Figure contents as structured data

-=-=-=-=-

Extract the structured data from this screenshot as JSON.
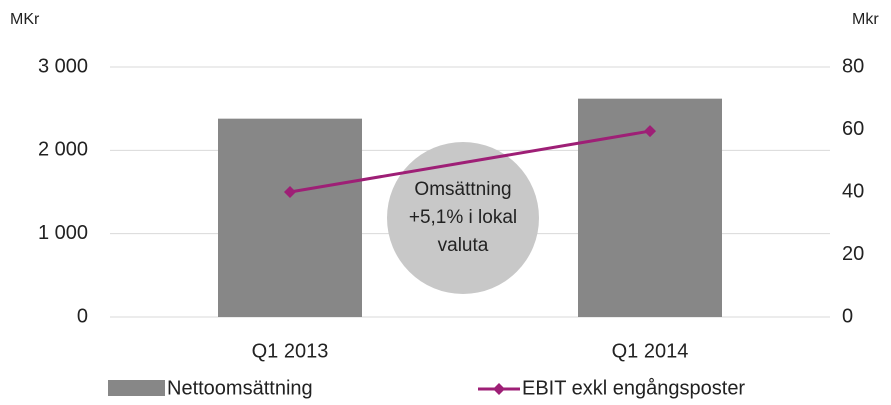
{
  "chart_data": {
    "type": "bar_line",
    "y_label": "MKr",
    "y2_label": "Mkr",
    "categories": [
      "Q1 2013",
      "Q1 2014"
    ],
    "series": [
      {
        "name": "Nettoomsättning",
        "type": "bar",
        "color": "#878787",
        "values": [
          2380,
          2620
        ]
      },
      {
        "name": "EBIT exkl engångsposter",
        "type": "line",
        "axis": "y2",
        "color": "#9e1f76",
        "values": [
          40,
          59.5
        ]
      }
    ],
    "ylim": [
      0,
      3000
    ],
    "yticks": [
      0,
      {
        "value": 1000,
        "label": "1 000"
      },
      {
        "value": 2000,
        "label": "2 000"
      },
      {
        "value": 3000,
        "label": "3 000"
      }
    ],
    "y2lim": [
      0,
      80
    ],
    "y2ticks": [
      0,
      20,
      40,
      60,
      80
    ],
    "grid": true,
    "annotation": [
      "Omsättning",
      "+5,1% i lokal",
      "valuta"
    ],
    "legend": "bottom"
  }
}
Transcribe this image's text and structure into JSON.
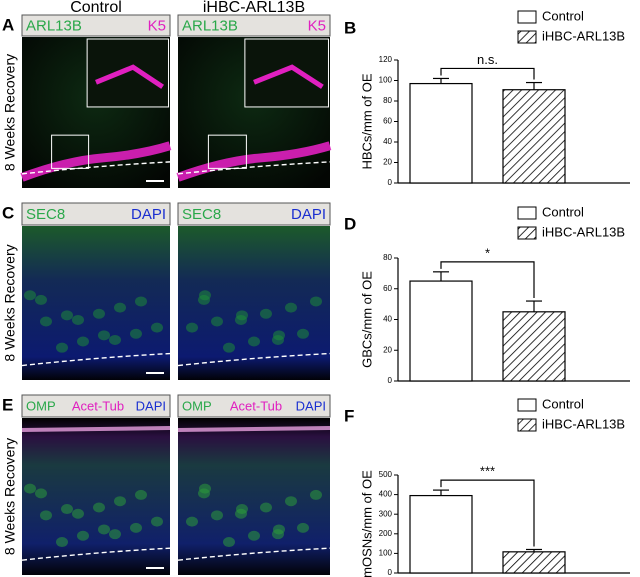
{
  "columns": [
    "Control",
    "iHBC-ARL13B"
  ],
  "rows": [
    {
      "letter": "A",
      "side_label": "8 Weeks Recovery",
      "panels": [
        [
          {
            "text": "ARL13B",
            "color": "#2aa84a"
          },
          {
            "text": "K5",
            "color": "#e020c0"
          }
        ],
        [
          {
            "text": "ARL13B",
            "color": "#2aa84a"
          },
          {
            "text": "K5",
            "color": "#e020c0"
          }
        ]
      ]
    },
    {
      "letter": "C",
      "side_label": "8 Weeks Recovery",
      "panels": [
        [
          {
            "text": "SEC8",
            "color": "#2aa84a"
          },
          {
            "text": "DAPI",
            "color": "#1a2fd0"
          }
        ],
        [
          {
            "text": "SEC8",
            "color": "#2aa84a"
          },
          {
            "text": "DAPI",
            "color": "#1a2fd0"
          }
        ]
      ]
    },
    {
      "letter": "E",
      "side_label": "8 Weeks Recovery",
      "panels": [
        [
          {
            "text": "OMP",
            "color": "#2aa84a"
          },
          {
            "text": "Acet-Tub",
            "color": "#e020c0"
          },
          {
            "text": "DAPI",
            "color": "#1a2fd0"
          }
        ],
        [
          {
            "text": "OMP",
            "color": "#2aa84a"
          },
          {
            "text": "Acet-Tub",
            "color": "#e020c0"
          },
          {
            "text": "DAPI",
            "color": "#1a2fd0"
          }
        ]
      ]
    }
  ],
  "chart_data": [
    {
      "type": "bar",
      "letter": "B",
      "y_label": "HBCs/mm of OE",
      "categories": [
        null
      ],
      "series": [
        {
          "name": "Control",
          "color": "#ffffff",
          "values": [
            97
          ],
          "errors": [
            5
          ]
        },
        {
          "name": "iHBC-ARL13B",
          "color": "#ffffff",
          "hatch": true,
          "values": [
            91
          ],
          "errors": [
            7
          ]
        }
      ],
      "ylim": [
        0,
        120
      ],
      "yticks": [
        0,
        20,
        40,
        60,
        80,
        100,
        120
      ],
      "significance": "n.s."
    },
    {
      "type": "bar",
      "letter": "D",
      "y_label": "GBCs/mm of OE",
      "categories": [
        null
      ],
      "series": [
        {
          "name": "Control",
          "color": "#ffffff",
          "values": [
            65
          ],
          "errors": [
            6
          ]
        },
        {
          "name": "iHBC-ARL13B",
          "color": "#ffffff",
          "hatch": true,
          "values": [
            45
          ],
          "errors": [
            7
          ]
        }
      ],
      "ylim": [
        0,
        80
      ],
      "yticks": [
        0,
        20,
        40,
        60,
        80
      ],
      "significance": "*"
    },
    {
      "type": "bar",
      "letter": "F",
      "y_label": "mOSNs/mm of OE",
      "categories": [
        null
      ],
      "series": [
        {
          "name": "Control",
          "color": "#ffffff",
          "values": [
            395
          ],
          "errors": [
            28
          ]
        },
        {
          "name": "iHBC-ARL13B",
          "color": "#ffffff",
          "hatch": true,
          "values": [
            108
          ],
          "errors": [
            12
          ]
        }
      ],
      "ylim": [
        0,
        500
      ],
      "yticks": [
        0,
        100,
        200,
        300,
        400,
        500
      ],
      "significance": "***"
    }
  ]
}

-=-=-=-=-

Required work —
Reproduce each entry precisely. Leave the pictures out.

Correct response —
Extract the structured data from this screenshot as JSON.
{
  "chart_data": {
    "type": "bar_line",
    "y_label": "MKr",
    "y2_label": "Mkr",
    "categories": [
      "Q1 2013",
      "Q1 2014"
    ],
    "series": [
      {
        "name": "Nettoomsättning",
        "type": "bar",
        "color": "#878787",
        "values": [
          2380,
          2620
        ]
      },
      {
        "name": "EBIT exkl engångsposter",
        "type": "line",
        "axis": "y2",
        "color": "#9e1f76",
        "values": [
          40,
          59.5
        ]
      }
    ],
    "ylim": [
      0,
      3000
    ],
    "yticks": [
      0,
      {
        "value": 1000,
        "label": "1 000"
      },
      {
        "value": 2000,
        "label": "2 000"
      },
      {
        "value": 3000,
        "label": "3 000"
      }
    ],
    "y2lim": [
      0,
      80
    ],
    "y2ticks": [
      0,
      20,
      40,
      60,
      80
    ],
    "grid": true,
    "annotation": [
      "Omsättning",
      "+5,1% i lokal",
      "valuta"
    ],
    "legend": "bottom"
  }
}
Transcribe this image's text and structure into JSON.
{
  "columns": [
    "Control",
    "iHBC-ARL13B"
  ],
  "rows": [
    {
      "letter": "A",
      "side_label": "8 Weeks Recovery",
      "panels": [
        [
          {
            "text": "ARL13B",
            "color": "#2aa84a"
          },
          {
            "text": "K5",
            "color": "#e020c0"
          }
        ],
        [
          {
            "text": "ARL13B",
            "color": "#2aa84a"
          },
          {
            "text": "K5",
            "color": "#e020c0"
          }
        ]
      ]
    },
    {
      "letter": "C",
      "side_label": "8 Weeks Recovery",
      "panels": [
        [
          {
            "text": "SEC8",
            "color": "#2aa84a"
          },
          {
            "text": "DAPI",
            "color": "#1a2fd0"
          }
        ],
        [
          {
            "text": "SEC8",
            "color": "#2aa84a"
          },
          {
            "text": "DAPI",
            "color": "#1a2fd0"
          }
        ]
      ]
    },
    {
      "letter": "E",
      "side_label": "8 Weeks Recovery",
      "panels": [
        [
          {
            "text": "OMP",
            "color": "#2aa84a"
          },
          {
            "text": "Acet-Tub",
            "color": "#e020c0"
          },
          {
            "text": "DAPI",
            "color": "#1a2fd0"
          }
        ],
        [
          {
            "text": "OMP",
            "color": "#2aa84a"
          },
          {
            "text": "Acet-Tub",
            "color": "#e020c0"
          },
          {
            "text": "DAPI",
            "color": "#1a2fd0"
          }
        ]
      ]
    }
  ],
  "chart_data": [
    {
      "type": "bar",
      "letter": "B",
      "y_label": "HBCs/mm of OE",
      "categories": [
        null
      ],
      "series": [
        {
          "name": "Control",
          "color": "#ffffff",
          "values": [
            97
          ],
          "errors": [
            5
          ]
        },
        {
          "name": "iHBC-ARL13B",
          "color": "#ffffff",
          "hatch": true,
          "values": [
            91
          ],
          "errors": [
            7
          ]
        }
      ],
      "ylim": [
        0,
        120
      ],
      "yticks": [
        0,
        20,
        40,
        60,
        80,
        100,
        120
      ],
      "significance": "n.s."
    },
    {
      "type": "bar",
      "letter": "D",
      "y_label": "GBCs/mm of OE",
      "categories": [
        null
      ],
      "series": [
        {
          "name": "Control",
          "color": "#ffffff",
          "values": [
            65
          ],
          "errors": [
            6
          ]
        },
        {
          "name": "iHBC-ARL13B",
          "color": "#ffffff",
          "hatch": true,
          "values": [
            45
          ],
          "errors": [
            7
          ]
        }
      ],
      "ylim": [
        0,
        80
      ],
      "yticks": [
        0,
        20,
        40,
        60,
        80
      ],
      "significance": "*"
    },
    {
      "type": "bar",
      "letter": "F",
      "y_label": "mOSNs/mm of OE",
      "categories": [
        null
      ],
      "series": [
        {
          "name": "Control",
          "color": "#ffffff",
          "values": [
            395
          ],
          "errors": [
            28
          ]
        },
        {
          "name": "iHBC-ARL13B",
          "color": "#ffffff",
          "hatch": true,
          "values": [
            108
          ],
          "errors": [
            12
          ]
        }
      ],
      "ylim": [
        0,
        500
      ],
      "yticks": [
        0,
        100,
        200,
        300,
        400,
        500
      ],
      "significance": "***"
    }
  ]
}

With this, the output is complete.